Set exercise:
Extract, exactly as written, the line that contains "Extract the structured" and all lines after it through the end of the records. Omit pictures.

Provided information:
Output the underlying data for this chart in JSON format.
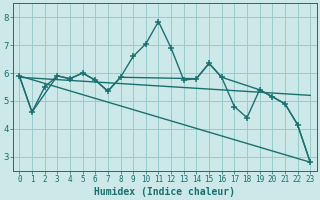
{
  "title": "",
  "xlabel": "Humidex (Indice chaleur)",
  "background_color": "#cce8e8",
  "grid_color": "#99cccc",
  "line_color": "#1a7070",
  "xlim": [
    -0.5,
    23.5
  ],
  "ylim": [
    2.5,
    8.5
  ],
  "xticks": [
    0,
    1,
    2,
    3,
    4,
    5,
    6,
    7,
    8,
    9,
    10,
    11,
    12,
    13,
    14,
    15,
    16,
    17,
    18,
    19,
    20,
    21,
    22,
    23
  ],
  "yticks": [
    3,
    4,
    5,
    6,
    7,
    8
  ],
  "series": [
    {
      "x": [
        0,
        1,
        2,
        3,
        4,
        5,
        6,
        7,
        8,
        9,
        10,
        11,
        12,
        13,
        14,
        15,
        16,
        17,
        18,
        19,
        20,
        21,
        22,
        23
      ],
      "y": [
        5.9,
        4.6,
        5.5,
        5.9,
        5.8,
        6.0,
        5.75,
        5.35,
        5.85,
        6.6,
        7.05,
        7.85,
        6.9,
        5.75,
        5.8,
        6.35,
        5.85,
        4.8,
        4.4,
        5.4,
        5.15,
        4.9,
        4.15,
        2.8
      ],
      "marker": "+",
      "linewidth": 1.0,
      "markersize": 5
    },
    {
      "x": [
        0,
        1,
        3,
        4,
        5,
        6,
        7,
        8,
        14,
        15,
        16,
        19,
        20,
        21,
        22,
        23
      ],
      "y": [
        5.9,
        4.6,
        5.9,
        5.8,
        6.0,
        5.75,
        5.35,
        5.85,
        5.8,
        6.35,
        5.85,
        5.4,
        5.15,
        4.9,
        4.15,
        2.8
      ],
      "marker": null,
      "linewidth": 1.0,
      "markersize": 0
    },
    {
      "x": [
        0,
        23
      ],
      "y": [
        5.9,
        2.8
      ],
      "marker": null,
      "linewidth": 1.0,
      "markersize": 0
    },
    {
      "x": [
        0,
        23
      ],
      "y": [
        5.85,
        5.2
      ],
      "marker": null,
      "linewidth": 1.0,
      "markersize": 0
    }
  ]
}
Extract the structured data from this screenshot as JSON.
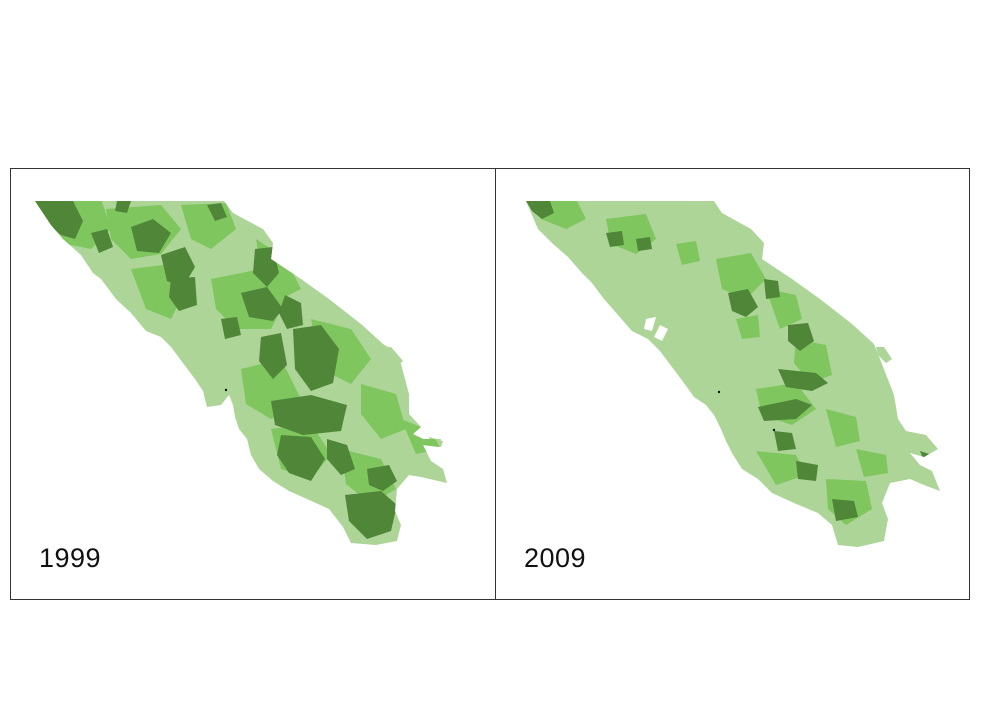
{
  "colors": {
    "base": "#acd597",
    "medium": "#7fc65f",
    "dark": "#4f8638",
    "frame": "#333333"
  },
  "panels": [
    {
      "year": "1999",
      "density": "high"
    },
    {
      "year": "2009",
      "density": "low"
    }
  ]
}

Solution to the exercise:
Extract the structured data from this screenshot as JSON.
{
  "colors": {
    "base": "#acd597",
    "medium": "#7fc65f",
    "dark": "#4f8638",
    "frame": "#333333"
  },
  "panels": [
    {
      "year": "1999",
      "density": "high"
    },
    {
      "year": "2009",
      "density": "low"
    }
  ]
}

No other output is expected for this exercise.